Exercise details:
Find how many lines hold the word "port". Give only the number.

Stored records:
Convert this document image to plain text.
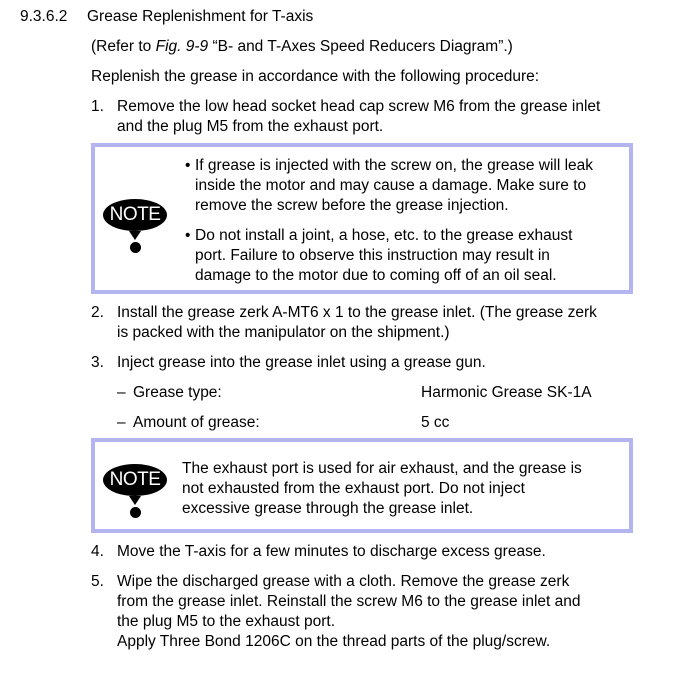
9.3.6.2 Grease Replenishment for T-axis
(Refer to Fig. 9-9 “B- and T-Axes Speed Reducers Diagram”.)
Replenish the grease in accordance with the following procedure:
1. Remove the low head socket head cap screw M6 from the grease inlet
and the plug M5 from the exhaust port.
NOTE
• If grease is injected with the screw on, the grease will leak
inside the motor and may cause a damage. Make sure to
remove the screw before the grease injection.
• Do not install a joint, a hose, etc. to the grease exhaust
port. Failure to observe this instruction may result in
damage to the motor due to coming off of an oil seal.
2. Install the grease zerk A-MT6 x 1 to the grease inlet. (The grease zerk
is packed with the manipulator on the shipment.)
3. Inject grease into the grease inlet using a grease gun.
– Grease type:	Harmonic Grease SK-1A
– Amount of grease:	5 cc
NOTE
The exhaust port is used for air exhaust, and the grease is
not exhausted from the exhaust port. Do not inject
excessive grease through the grease inlet.
4. Move the T-axis for a few minutes to discharge excess grease.
5. Wipe the discharged grease with a cloth. Remove the grease zerk
from the grease inlet. Reinstall the screw M6 to the grease inlet and
the plug M5 to the exhaust port.
Apply Three Bond 1206C on the thread parts of the plug/screw.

Finished exercise:
5